Your instructions: Please transcribe the records precisely; pictures stay out of your copy.

Supplied records:
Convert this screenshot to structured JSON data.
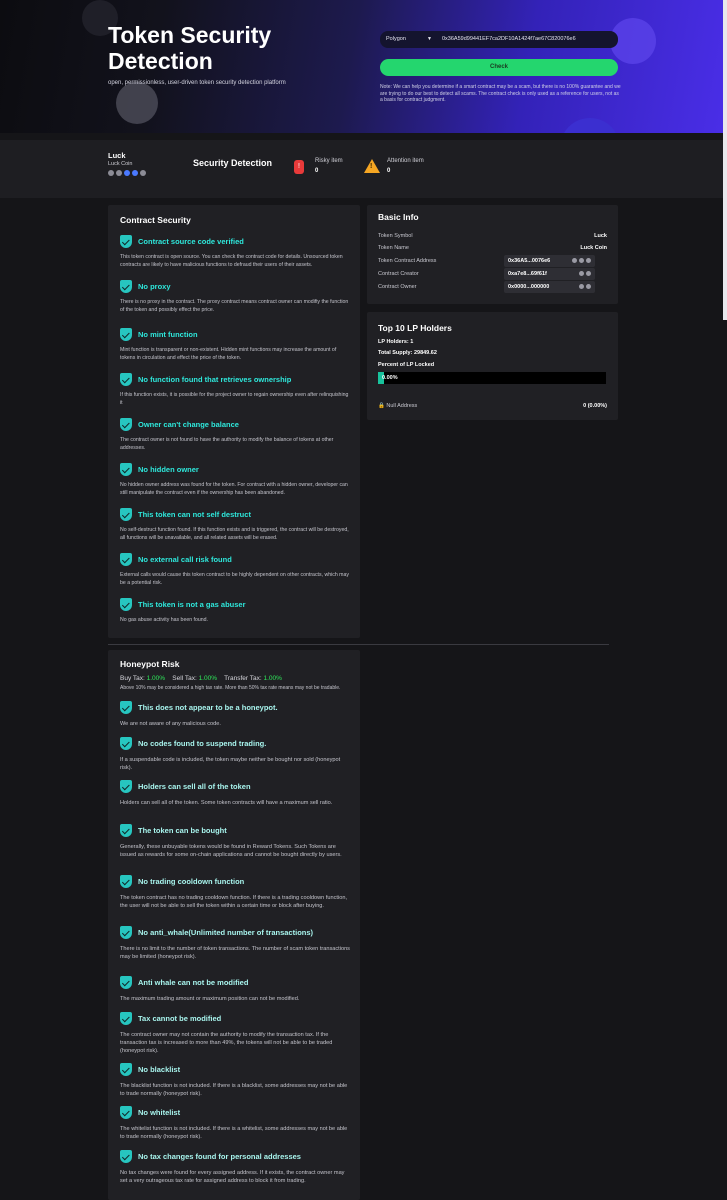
{
  "hero": {
    "title": "Token Security Detection",
    "subtitle": "open, permissionless, user-driven token security detection platform",
    "network": "Polygon",
    "address_value": "0x36A59d99441EF7ca2DF10A1424f7ae67C820076e6",
    "check_label": "Check",
    "note": "Note: We can help you determine if a smart contract may be a scam, but there is no 100% guarantee and we are trying to do our best to detect all scams. The contract check is only used as a reference for users, not as a basis for contract judgment."
  },
  "summary": {
    "token_symbol": "Luck",
    "token_name": "Luck Coin",
    "section_title": "Security Detection",
    "risky_label": "Risky item",
    "risky_count": "0",
    "attention_label": "Attention item",
    "attention_count": "0"
  },
  "contract_security": {
    "title": "Contract Security",
    "items": [
      {
        "title": "Contract source code verified",
        "desc": "This token contract is open source. You can check the contract code for details. Unsourced token contracts are likely to have malicious functions to defraud their users of their assets."
      },
      {
        "title": "No proxy",
        "desc": "There is no proxy in the contract. The proxy contract means contract owner can modifiy the function of the token and possibly effect the price."
      },
      {
        "title": "No mint function",
        "desc": "Mint function is transparent or non-existent. Hidden mint functions may increase the amount of tokens in circulation and effect the price of the token."
      },
      {
        "title": "No function found that retrieves ownership",
        "desc": "If this function exists, it is possible for the project owner to regain ownership even after relinquishing it"
      },
      {
        "title": "Owner can't change balance",
        "desc": "The contract owner is not found to have the authority to modify the balance of tokens at other addresses."
      },
      {
        "title": "No hidden owner",
        "desc": "No hidden owner address was found for the token. For contract with a hidden owner, developer can still manipulate the contract even if the ownership has been abandoned."
      },
      {
        "title": "This token can not self destruct",
        "desc": "No self-destruct function found. If this function exists and is triggered, the contract will be destroyed, all functions will be unavailable, and all related assets will be erased."
      },
      {
        "title": "No external call risk found",
        "desc": "External calls would cause this token contract to be highly dependent on other contracts, which may be a potential risk."
      },
      {
        "title": "This token is not a gas abuser",
        "desc": "No gas abuse activity has been found."
      }
    ]
  },
  "basic_info": {
    "title": "Basic Info",
    "rows": [
      {
        "label": "Token Symbol",
        "value": "Luck"
      },
      {
        "label": "Token Name",
        "value": "Luck Coin"
      },
      {
        "label": "Token Contract Address",
        "value": "0x36A5...0076e6"
      },
      {
        "label": "Contract Creator",
        "value": "0xa7e8...69f61f"
      },
      {
        "label": "Contract Owner",
        "value": "0x0000...000000"
      }
    ]
  },
  "lp_holders": {
    "title": "Top 10 LP Holders",
    "lp_holders": "LP Holders: 1",
    "total_supply": "Total Supply: 29849.62",
    "percent_label": "Percent of LP Locked",
    "percent_value": "0.00%",
    "percent_fraction": 0.0,
    "null_address": "Null Address",
    "null_value": "0  (0.00%)"
  },
  "honeypot": {
    "title": "Honeypot Risk",
    "buy_tax_label": "Buy Tax:",
    "buy_tax": "1.00%",
    "sell_tax_label": "Sell Tax:",
    "sell_tax": "1.00%",
    "transfer_tax_label": "Transfer Tax:",
    "transfer_tax": "1.00%",
    "tax_note": "Above 10% may be considered a high tax rate. More than 50% tax rate means may not be tradable.",
    "items": [
      {
        "title": "This does not appear to be a honeypot.",
        "desc": "We are not aware of any malicious code."
      },
      {
        "title": "No codes found to suspend trading.",
        "desc": "If a suspendable code is included, the token maybe neither be bought nor sold (honeypot risk)."
      },
      {
        "title": "Holders can sell all of the token",
        "desc": "Holders can sell all of the token. Some token contracts will have a maximum sell ratio."
      },
      {
        "title": "The token can be bought",
        "desc": "Generally, these unbuyable tokens would be found in Reward Tokens. Such Tokens are issued as rewards for some on-chain applications and cannot be bought directly by users."
      },
      {
        "title": "No trading cooldown function",
        "desc": "The token contract has no trading cooldown function. If there is a trading cooldown function, the user will not be able to sell the token within a certain time or block after buying."
      },
      {
        "title": "No anti_whale(Unlimited number of transactions)",
        "desc": "There is no limit to the number of token transactions. The number of scam token transactions may be limited (honeypot risk)."
      },
      {
        "title": "Anti whale can not be modified",
        "desc": "The maximum trading amount or maximum position can not be modified."
      },
      {
        "title": "Tax cannot be modified",
        "desc": "The contract owner may not contain the authority to modify the transaction tax. If the transaction tax is increased to more than 49%, the tokens will not be able to be traded (honeypot risk)."
      },
      {
        "title": "No blacklist",
        "desc": "The blacklist function is not included. If there is a blacklist, some addresses may not be able to trade normally (honeypot risk)."
      },
      {
        "title": "No whitelist",
        "desc": "The whitelist function is not included. If there is a whitelist, some addresses may not be able to trade normally (honeypot risk)."
      },
      {
        "title": "No tax changes found for personal addresses",
        "desc": "No tax changes were found for every assigned address. If it exists, the contract owner may set a very outrageous tax rate for assigned address to block it from trading."
      }
    ]
  }
}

Solution below:
Convert this screenshot to structured JSON data.
{
  "hero": {
    "title": "Token Security Detection",
    "subtitle": "open, permissionless, user-driven token security detection platform",
    "network": "Polygon",
    "address_value": "0x36A59d99441EF7ca2DF10A1424f7ae67C820076e6",
    "check_label": "Check",
    "note": "Note: We can help you determine if a smart contract may be a scam, but there is no 100% guarantee and we are trying to do our best to detect all scams. The contract check is only used as a reference for users, not as a basis for contract judgment."
  },
  "summary": {
    "token_symbol": "Luck",
    "token_name": "Luck Coin",
    "section_title": "Security Detection",
    "risky_label": "Risky item",
    "risky_count": "0",
    "attention_label": "Attention item",
    "attention_count": "0"
  },
  "contract_security": {
    "title": "Contract Security",
    "items": [
      {
        "title": "Contract source code verified",
        "desc": "This token contract is open source. You can check the contract code for details. Unsourced token contracts are likely to have malicious functions to defraud their users of their assets."
      },
      {
        "title": "No proxy",
        "desc": "There is no proxy in the contract. The proxy contract means contract owner can modifiy the function of the token and possibly effect the price."
      },
      {
        "title": "No mint function",
        "desc": "Mint function is transparent or non-existent. Hidden mint functions may increase the amount of tokens in circulation and effect the price of the token."
      },
      {
        "title": "No function found that retrieves ownership",
        "desc": "If this function exists, it is possible for the project owner to regain ownership even after relinquishing it"
      },
      {
        "title": "Owner can't change balance",
        "desc": "The contract owner is not found to have the authority to modify the balance of tokens at other addresses."
      },
      {
        "title": "No hidden owner",
        "desc": "No hidden owner address was found for the token. For contract with a hidden owner, developer can still manipulate the contract even if the ownership has been abandoned."
      },
      {
        "title": "This token can not self destruct",
        "desc": "No self-destruct function found. If this function exists and is triggered, the contract will be destroyed, all functions will be unavailable, and all related assets will be erased."
      },
      {
        "title": "No external call risk found",
        "desc": "External calls would cause this token contract to be highly dependent on other contracts, which may be a potential risk."
      },
      {
        "title": "This token is not a gas abuser",
        "desc": "No gas abuse activity has been found."
      }
    ]
  },
  "basic_info": {
    "title": "Basic Info",
    "rows": [
      {
        "label": "Token Symbol",
        "value": "Luck"
      },
      {
        "label": "Token Name",
        "value": "Luck Coin"
      },
      {
        "label": "Token Contract Address",
        "value": "0x36A5...0076e6"
      },
      {
        "label": "Contract Creator",
        "value": "0xa7e8...69f61f"
      },
      {
        "label": "Contract Owner",
        "value": "0x0000...000000"
      }
    ]
  },
  "lp_holders": {
    "title": "Top 10 LP Holders",
    "lp_holders": "LP Holders: 1",
    "total_supply": "Total Supply: 29849.62",
    "percent_label": "Percent of LP Locked",
    "percent_value": "0.00%",
    "percent_fraction": 0.0,
    "null_address": "Null Address",
    "null_value": "0  (0.00%)"
  },
  "honeypot": {
    "title": "Honeypot Risk",
    "buy_tax_label": "Buy Tax:",
    "buy_tax": "1.00%",
    "sell_tax_label": "Sell Tax:",
    "sell_tax": "1.00%",
    "transfer_tax_label": "Transfer Tax:",
    "transfer_tax": "1.00%",
    "tax_note": "Above 10% may be considered a high tax rate. More than 50% tax rate means may not be tradable.",
    "items": [
      {
        "title": "This does not appear to be a honeypot.",
        "desc": "We are not aware of any malicious code."
      },
      {
        "title": "No codes found to suspend trading.",
        "desc": "If a suspendable code is included, the token maybe neither be bought nor sold (honeypot risk)."
      },
      {
        "title": "Holders can sell all of the token",
        "desc": "Holders can sell all of the token. Some token contracts will have a maximum sell ratio."
      },
      {
        "title": "The token can be bought",
        "desc": "Generally, these unbuyable tokens would be found in Reward Tokens. Such Tokens are issued as rewards for some on-chain applications and cannot be bought directly by users."
      },
      {
        "title": "No trading cooldown function",
        "desc": "The token contract has no trading cooldown function. If there is a trading cooldown function, the user will not be able to sell the token within a certain time or block after buying."
      },
      {
        "title": "No anti_whale(Unlimited number of transactions)",
        "desc": "There is no limit to the number of token transactions. The number of scam token transactions may be limited (honeypot risk)."
      },
      {
        "title": "Anti whale can not be modified",
        "desc": "The maximum trading amount or maximum position can not be modified."
      },
      {
        "title": "Tax cannot be modified",
        "desc": "The contract owner may not contain the authority to modify the transaction tax. If the transaction tax is increased to more than 49%, the tokens will not be able to be traded (honeypot risk)."
      },
      {
        "title": "No blacklist",
        "desc": "The blacklist function is not included. If there is a blacklist, some addresses may not be able to trade normally (honeypot risk)."
      },
      {
        "title": "No whitelist",
        "desc": "The whitelist function is not included. If there is a whitelist, some addresses may not be able to trade normally (honeypot risk)."
      },
      {
        "title": "No tax changes found for personal addresses",
        "desc": "No tax changes were found for every assigned address. If it exists, the contract owner may set a very outrageous tax rate for assigned address to block it from trading."
      }
    ]
  }
}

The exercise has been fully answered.